■ **What you have to do**:
What is the number of lines in the entries that include the word "البحري"? Respond with the number only.
★ ★ ★ ★
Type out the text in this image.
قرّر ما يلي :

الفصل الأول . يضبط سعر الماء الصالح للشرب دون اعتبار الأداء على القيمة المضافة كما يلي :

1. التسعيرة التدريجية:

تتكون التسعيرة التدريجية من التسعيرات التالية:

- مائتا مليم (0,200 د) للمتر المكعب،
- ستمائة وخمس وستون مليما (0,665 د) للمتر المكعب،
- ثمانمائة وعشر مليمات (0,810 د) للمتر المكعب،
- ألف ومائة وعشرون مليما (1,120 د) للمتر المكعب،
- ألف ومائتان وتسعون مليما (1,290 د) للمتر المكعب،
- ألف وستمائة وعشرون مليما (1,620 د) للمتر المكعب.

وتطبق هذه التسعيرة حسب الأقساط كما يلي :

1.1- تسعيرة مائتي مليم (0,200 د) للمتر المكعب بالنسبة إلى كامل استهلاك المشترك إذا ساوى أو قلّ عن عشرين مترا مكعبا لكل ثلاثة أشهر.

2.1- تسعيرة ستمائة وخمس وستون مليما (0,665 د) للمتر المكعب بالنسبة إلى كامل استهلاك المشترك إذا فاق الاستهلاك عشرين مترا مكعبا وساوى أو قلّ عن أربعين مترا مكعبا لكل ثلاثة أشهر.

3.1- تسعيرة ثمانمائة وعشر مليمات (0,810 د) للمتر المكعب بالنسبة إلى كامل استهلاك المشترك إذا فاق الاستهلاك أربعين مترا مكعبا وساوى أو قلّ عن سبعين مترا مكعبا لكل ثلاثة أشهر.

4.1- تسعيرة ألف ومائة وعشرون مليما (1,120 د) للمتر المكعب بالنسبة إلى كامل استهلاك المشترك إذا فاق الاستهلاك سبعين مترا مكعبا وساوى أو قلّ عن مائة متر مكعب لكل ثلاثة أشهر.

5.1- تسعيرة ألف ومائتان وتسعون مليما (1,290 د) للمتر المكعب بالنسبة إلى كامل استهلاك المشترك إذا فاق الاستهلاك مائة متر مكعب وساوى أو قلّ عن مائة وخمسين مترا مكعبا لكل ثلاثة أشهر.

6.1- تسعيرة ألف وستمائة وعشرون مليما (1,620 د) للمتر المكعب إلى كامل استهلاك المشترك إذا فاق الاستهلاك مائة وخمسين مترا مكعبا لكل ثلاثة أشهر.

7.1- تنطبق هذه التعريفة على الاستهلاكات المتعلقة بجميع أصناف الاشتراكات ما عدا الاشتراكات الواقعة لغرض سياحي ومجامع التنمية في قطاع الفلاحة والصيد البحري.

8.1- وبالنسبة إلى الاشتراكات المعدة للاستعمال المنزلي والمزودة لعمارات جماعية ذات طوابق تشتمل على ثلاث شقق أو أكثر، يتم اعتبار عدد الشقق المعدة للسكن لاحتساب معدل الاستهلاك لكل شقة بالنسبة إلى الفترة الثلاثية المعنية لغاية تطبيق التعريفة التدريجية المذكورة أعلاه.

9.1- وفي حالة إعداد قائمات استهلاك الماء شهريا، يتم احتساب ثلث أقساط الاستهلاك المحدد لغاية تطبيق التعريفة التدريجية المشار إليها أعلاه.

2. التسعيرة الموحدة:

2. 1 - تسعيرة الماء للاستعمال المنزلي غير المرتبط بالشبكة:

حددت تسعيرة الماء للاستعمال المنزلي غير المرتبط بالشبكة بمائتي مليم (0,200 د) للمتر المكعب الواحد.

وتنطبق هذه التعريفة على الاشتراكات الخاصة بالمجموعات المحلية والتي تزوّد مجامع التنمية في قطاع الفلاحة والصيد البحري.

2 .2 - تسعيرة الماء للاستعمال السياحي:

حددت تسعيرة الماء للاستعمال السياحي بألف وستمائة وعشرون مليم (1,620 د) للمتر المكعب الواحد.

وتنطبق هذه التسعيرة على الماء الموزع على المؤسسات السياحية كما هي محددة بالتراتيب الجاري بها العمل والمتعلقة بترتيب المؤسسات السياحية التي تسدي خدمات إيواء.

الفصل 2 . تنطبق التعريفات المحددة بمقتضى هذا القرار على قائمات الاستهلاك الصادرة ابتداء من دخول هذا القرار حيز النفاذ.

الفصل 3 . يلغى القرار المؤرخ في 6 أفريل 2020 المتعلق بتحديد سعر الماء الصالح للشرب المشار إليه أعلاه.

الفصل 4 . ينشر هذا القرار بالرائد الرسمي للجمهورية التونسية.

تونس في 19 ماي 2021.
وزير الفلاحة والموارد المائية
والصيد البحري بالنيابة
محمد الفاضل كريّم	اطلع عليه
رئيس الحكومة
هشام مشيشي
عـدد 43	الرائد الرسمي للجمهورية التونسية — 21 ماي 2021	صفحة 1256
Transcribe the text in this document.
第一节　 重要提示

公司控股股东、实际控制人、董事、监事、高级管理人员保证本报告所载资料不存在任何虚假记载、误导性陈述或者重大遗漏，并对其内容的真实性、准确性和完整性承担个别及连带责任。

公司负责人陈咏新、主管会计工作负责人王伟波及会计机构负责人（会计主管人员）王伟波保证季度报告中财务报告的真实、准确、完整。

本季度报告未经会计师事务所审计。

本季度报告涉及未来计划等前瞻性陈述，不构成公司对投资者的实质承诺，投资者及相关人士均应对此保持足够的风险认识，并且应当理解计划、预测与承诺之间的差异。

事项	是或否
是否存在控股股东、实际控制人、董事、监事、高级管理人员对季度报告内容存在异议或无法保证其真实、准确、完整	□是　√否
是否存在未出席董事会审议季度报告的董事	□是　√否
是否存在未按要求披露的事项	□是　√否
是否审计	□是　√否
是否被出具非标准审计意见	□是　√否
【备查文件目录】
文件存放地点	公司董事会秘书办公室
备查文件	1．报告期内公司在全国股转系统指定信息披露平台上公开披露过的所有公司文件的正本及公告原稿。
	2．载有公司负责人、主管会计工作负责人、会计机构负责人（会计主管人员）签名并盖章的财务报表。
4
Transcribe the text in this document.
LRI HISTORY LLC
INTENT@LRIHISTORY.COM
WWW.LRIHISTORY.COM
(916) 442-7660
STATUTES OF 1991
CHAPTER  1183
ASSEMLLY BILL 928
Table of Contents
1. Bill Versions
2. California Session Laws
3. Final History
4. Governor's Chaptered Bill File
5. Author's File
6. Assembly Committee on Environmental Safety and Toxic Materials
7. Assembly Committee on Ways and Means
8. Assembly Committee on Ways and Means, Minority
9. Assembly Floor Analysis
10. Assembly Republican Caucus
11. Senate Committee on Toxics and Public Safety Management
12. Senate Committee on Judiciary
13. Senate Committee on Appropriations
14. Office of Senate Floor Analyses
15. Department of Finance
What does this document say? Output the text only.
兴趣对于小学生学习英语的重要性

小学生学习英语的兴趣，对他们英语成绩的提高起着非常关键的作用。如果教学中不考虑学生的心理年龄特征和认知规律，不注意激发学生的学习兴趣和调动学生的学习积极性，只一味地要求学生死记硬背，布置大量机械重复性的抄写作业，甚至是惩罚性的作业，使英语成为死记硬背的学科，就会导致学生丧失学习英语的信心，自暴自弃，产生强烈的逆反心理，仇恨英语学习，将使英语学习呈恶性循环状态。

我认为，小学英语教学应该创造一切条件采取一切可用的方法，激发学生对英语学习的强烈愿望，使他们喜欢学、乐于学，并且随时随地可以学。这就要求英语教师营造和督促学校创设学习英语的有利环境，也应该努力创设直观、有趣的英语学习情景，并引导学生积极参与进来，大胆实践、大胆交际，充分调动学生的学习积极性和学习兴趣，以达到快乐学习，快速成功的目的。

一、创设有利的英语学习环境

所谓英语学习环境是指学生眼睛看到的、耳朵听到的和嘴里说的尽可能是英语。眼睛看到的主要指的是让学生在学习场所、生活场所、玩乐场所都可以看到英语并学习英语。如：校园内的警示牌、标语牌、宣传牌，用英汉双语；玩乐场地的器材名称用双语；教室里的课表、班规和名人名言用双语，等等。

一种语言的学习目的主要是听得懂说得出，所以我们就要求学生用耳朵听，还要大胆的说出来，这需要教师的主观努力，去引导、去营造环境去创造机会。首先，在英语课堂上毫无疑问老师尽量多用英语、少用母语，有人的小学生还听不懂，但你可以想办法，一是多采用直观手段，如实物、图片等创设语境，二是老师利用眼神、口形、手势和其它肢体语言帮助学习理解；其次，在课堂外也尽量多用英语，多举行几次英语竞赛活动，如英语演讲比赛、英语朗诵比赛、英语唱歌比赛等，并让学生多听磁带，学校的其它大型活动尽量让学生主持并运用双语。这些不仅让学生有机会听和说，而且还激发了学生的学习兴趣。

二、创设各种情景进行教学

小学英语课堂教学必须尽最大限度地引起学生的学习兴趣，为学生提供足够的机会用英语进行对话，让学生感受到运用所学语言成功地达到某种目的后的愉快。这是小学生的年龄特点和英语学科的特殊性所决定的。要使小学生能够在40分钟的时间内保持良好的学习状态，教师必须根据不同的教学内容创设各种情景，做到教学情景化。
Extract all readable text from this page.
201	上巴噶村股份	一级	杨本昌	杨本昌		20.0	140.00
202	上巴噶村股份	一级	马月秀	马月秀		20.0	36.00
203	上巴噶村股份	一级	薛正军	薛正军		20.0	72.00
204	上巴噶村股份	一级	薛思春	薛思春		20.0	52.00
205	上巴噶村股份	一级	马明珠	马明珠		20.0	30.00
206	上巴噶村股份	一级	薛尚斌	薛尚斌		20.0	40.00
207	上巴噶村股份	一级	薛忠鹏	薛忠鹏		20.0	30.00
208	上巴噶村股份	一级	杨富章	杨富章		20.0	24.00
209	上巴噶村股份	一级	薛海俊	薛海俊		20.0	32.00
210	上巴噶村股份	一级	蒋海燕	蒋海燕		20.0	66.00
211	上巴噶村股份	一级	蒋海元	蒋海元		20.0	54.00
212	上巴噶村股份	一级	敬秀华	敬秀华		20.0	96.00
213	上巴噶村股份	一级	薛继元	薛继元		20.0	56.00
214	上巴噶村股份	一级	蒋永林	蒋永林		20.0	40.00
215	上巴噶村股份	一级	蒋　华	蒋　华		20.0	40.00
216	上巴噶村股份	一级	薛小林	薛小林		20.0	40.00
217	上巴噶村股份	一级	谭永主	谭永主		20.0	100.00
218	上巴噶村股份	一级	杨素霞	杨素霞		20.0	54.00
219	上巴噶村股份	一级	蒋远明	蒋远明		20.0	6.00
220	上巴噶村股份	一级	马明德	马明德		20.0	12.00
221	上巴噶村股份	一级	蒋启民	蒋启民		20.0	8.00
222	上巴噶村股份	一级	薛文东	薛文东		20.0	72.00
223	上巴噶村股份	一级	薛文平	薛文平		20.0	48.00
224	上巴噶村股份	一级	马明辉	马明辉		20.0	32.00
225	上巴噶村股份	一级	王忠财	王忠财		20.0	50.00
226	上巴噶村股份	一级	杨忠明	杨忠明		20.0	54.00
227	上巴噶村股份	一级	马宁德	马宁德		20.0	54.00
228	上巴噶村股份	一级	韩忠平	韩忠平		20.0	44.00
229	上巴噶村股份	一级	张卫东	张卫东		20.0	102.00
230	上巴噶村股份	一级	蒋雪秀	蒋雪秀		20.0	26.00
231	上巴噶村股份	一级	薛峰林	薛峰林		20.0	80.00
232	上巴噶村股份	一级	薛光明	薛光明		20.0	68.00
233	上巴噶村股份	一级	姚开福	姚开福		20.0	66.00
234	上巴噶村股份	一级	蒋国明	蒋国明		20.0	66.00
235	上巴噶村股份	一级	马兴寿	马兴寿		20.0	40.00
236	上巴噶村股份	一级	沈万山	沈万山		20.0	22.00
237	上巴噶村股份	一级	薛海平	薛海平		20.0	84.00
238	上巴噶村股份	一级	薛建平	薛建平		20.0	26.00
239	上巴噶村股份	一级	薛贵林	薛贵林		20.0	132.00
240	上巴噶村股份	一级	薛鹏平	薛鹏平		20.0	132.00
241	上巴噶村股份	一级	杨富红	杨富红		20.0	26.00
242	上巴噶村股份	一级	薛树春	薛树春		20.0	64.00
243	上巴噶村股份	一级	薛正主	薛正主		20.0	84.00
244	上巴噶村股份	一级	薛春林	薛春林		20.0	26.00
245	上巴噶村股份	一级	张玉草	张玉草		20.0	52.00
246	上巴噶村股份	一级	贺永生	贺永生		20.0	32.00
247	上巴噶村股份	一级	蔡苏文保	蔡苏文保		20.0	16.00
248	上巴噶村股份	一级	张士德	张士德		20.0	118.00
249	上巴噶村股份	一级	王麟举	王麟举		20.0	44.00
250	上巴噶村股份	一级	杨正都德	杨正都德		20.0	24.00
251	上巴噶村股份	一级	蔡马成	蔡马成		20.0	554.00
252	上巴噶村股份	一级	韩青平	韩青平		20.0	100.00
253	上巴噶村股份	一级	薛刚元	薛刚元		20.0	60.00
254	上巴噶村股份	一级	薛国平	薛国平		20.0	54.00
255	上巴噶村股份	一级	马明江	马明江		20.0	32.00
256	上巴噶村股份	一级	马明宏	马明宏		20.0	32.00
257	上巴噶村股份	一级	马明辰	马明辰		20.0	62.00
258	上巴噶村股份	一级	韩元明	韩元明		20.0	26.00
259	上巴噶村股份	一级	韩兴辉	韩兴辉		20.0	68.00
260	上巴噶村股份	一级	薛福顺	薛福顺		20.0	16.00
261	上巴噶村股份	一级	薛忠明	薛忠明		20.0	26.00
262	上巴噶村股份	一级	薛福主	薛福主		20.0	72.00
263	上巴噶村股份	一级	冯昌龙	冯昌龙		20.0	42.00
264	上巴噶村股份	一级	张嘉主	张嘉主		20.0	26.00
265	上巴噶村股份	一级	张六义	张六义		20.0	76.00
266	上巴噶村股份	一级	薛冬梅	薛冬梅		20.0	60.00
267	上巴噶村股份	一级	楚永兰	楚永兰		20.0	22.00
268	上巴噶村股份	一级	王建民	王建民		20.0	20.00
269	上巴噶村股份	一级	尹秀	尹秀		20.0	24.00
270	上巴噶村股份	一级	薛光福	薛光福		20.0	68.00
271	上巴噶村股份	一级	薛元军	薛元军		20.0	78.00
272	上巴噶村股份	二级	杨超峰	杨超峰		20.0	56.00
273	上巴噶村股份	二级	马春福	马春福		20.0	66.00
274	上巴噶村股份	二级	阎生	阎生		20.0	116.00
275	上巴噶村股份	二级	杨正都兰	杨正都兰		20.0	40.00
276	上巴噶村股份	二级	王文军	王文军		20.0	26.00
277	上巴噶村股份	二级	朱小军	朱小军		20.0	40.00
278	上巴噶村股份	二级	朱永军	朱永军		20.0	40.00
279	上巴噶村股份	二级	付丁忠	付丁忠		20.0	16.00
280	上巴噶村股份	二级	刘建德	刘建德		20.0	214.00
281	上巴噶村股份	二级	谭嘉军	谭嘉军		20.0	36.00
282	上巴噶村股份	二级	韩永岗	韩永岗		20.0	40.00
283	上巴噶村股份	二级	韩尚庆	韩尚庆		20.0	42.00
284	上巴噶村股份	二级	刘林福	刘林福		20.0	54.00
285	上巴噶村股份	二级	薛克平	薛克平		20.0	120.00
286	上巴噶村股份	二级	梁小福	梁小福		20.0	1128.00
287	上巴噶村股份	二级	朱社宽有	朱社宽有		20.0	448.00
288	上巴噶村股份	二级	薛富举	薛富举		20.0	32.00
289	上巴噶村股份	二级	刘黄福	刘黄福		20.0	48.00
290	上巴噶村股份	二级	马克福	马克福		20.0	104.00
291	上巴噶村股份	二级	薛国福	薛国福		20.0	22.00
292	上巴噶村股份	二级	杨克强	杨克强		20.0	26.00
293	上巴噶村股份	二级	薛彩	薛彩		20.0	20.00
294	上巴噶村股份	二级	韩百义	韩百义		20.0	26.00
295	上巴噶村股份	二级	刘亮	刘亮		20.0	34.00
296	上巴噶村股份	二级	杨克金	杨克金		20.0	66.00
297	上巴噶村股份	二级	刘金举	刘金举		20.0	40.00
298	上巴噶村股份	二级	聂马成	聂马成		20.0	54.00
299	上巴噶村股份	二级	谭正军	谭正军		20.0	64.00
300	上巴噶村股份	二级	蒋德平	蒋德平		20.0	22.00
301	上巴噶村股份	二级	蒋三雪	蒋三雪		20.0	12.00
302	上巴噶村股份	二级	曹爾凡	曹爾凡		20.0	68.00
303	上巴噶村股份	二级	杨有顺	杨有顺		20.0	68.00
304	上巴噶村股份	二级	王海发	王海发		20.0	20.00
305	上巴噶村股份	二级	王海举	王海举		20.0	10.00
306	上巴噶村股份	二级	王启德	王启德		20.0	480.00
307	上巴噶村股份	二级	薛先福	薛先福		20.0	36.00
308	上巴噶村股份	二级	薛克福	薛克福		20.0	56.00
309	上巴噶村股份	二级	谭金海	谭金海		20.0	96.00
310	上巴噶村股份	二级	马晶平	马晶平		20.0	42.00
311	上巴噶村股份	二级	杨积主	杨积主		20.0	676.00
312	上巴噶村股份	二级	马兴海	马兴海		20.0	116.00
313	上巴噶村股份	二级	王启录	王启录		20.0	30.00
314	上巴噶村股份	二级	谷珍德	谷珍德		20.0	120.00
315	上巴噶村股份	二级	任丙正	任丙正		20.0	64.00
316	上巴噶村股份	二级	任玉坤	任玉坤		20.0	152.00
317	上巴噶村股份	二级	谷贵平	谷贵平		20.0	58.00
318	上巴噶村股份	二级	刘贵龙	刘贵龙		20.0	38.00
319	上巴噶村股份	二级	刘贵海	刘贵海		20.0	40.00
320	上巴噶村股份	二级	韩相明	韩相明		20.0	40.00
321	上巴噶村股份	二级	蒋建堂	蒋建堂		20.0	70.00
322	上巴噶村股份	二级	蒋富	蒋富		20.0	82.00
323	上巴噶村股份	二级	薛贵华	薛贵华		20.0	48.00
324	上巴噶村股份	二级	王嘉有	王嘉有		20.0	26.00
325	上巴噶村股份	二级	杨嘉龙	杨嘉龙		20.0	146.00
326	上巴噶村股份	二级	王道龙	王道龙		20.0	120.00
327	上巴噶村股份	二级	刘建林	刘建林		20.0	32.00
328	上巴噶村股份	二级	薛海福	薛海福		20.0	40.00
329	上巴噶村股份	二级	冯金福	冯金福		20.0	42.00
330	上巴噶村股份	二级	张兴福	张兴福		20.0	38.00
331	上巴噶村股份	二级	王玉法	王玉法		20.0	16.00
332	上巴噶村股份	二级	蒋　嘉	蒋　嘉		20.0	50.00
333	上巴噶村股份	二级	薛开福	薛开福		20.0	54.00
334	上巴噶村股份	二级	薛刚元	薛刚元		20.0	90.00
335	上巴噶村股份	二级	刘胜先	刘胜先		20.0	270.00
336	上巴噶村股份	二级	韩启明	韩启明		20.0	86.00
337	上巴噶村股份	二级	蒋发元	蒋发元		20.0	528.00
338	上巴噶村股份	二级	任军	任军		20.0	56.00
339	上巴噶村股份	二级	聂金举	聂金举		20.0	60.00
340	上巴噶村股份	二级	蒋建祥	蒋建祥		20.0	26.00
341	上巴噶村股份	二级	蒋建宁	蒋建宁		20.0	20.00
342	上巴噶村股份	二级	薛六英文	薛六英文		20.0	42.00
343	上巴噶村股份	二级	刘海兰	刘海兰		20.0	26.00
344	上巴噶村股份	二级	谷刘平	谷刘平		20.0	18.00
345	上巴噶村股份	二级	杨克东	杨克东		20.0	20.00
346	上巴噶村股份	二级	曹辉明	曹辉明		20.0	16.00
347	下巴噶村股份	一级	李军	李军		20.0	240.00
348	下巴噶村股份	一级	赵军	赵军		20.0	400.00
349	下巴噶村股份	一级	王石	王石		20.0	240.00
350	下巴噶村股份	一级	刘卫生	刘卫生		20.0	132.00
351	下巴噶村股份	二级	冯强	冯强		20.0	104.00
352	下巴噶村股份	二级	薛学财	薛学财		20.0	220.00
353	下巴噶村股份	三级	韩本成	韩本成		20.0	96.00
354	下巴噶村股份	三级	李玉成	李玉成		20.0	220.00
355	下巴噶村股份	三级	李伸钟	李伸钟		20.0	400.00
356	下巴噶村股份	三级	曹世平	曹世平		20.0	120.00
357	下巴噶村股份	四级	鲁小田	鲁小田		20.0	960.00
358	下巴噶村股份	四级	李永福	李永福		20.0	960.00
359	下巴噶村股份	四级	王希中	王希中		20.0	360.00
★ ★ ★ ★
■ **Output of the exercise**:
3